Lines of data
** Start **

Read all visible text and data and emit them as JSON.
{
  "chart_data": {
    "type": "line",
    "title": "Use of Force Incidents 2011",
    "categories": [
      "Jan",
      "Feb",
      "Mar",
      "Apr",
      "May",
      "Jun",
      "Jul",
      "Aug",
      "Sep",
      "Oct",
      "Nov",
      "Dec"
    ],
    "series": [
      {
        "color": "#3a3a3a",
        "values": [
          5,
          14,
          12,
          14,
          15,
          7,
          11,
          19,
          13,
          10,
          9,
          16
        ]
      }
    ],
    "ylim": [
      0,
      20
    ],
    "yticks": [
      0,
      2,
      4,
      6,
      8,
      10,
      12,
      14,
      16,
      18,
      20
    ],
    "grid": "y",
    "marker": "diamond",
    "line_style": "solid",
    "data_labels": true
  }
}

** End **

Output all preceding records character for character.

Read all visible text and data and emit them as JSON.
{
  "chart_data": {
    "type": "line",
    "title": "Use of Force Incidents 2011",
    "categories": [
      "Jan",
      "Feb",
      "Mar",
      "Apr",
      "May",
      "Jun",
      "Jul",
      "Aug",
      "Sep",
      "Oct",
      "Nov",
      "Dec"
    ],
    "series": [
      {
        "color": "#3a3a3a",
        "values": [
          5,
          14,
          12,
          14,
          15,
          7,
          11,
          19,
          13,
          10,
          9,
          16
        ]
      }
    ],
    "ylim": [
      0,
      20
    ],
    "yticks": [
      0,
      2,
      4,
      6,
      8,
      10,
      12,
      14,
      16,
      18,
      20
    ],
    "grid": "y",
    "marker": "diamond",
    "line_style": "solid",
    "data_labels": true
  }
}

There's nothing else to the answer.